REQUIREMENTS>
Copy the data precisely, character for character, and leave out every picture.
── PROVIDED DATA
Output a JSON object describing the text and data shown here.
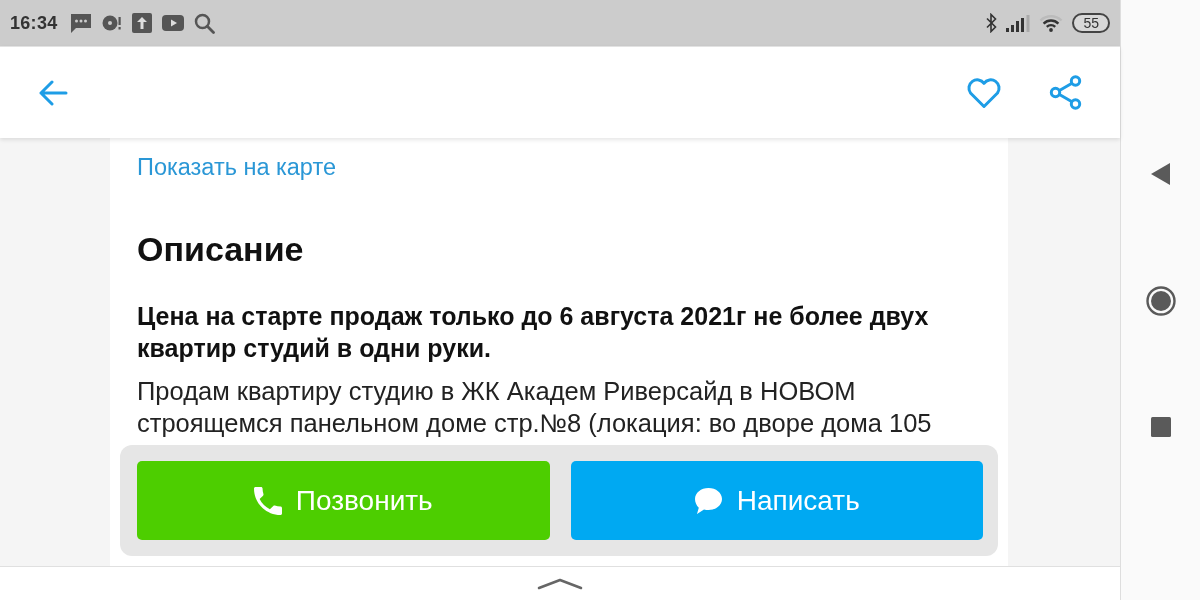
{
  "status_bar": {
    "time": "16:34",
    "battery": "55"
  },
  "header": {
    "favorite": false
  },
  "location": {
    "map_link": "Показать на карте"
  },
  "description": {
    "title": "Описание",
    "lead": "Цена на старте продаж только до 6 августа 2021г не более двух квартир студий в одни руки.",
    "text": "Продам квартиру студию в ЖК Академ Риверсайд в НОВОМ строящемся панельном доме стр.№8 (локация: во дворе дома 105"
  },
  "actions": [
    {
      "kind": "call",
      "label": "Позвонить"
    },
    {
      "kind": "message",
      "label": "Написать"
    }
  ]
}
────
SOLUTION FOR THIS EXERCISE>
Output a JSON object describing the text and data shown here.
{
  "status_bar": {
    "time": "16:34",
    "battery": "55"
  },
  "header": {
    "favorite": false
  },
  "location": {
    "map_link": "Показать на карте"
  },
  "description": {
    "title": "Описание",
    "lead": "Цена на старте продаж только до 6 августа 2021г не более двух квартир студий в одни руки.",
    "text": "Продам квартиру студию в ЖК Академ Риверсайд в НОВОМ строящемся панельном доме стр.№8 (локация: во дворе дома 105"
  },
  "actions": [
    {
      "kind": "call",
      "label": "Позвонить"
    },
    {
      "kind": "message",
      "label": "Написать"
    }
  ]
}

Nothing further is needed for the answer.